> [Records supplied]:
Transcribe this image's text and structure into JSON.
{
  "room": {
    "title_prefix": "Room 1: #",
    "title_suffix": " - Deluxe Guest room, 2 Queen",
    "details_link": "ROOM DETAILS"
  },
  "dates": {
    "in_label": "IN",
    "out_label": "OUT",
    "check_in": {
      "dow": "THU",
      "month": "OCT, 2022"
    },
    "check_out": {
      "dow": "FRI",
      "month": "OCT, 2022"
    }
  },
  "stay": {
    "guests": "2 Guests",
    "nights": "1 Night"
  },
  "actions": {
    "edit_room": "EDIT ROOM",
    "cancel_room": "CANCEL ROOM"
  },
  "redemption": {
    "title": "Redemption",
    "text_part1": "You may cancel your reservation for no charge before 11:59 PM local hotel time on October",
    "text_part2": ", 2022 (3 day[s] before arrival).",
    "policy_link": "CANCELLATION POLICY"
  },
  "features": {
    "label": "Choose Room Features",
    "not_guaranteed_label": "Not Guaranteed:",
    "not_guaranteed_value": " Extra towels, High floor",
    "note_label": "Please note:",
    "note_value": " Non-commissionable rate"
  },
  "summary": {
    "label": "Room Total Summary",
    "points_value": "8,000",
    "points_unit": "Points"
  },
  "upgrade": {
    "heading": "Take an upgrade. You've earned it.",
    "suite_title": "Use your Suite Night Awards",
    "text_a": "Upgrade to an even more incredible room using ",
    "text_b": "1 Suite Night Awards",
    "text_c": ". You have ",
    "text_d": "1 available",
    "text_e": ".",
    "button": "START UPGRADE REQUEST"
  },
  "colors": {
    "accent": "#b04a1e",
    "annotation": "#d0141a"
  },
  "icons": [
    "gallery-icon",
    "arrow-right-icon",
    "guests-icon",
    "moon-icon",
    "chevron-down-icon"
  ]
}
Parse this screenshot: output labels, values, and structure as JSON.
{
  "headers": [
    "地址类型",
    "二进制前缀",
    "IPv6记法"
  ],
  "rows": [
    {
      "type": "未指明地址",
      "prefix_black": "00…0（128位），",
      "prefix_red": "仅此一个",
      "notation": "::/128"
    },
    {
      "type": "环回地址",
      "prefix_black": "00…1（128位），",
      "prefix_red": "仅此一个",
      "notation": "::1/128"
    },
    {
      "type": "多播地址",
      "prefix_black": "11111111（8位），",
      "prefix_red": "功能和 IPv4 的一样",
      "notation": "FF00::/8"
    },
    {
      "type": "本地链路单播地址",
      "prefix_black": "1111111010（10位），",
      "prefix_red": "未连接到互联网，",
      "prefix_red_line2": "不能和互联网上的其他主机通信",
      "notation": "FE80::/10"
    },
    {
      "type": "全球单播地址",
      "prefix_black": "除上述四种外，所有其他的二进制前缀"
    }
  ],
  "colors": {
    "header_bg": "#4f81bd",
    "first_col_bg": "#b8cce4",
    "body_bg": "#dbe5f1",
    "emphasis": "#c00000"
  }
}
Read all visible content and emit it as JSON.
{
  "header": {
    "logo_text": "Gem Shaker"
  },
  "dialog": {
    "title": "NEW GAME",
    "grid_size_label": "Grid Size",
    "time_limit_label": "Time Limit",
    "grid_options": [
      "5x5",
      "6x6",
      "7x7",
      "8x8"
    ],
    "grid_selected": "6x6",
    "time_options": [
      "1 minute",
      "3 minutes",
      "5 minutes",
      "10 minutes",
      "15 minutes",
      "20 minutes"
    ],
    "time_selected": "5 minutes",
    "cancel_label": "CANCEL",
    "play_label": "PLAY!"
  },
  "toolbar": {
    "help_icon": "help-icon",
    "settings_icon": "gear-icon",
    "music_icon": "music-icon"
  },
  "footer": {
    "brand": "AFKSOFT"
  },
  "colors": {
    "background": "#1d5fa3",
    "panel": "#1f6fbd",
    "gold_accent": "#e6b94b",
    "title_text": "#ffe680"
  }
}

> [Task requirements]: From the listing, copy every line where the string "structure" appears.

> [Exercise result]:
Transcribe this image's text and structure into JSON.
Parse this screenshot: output labels, values, and structure as JSON.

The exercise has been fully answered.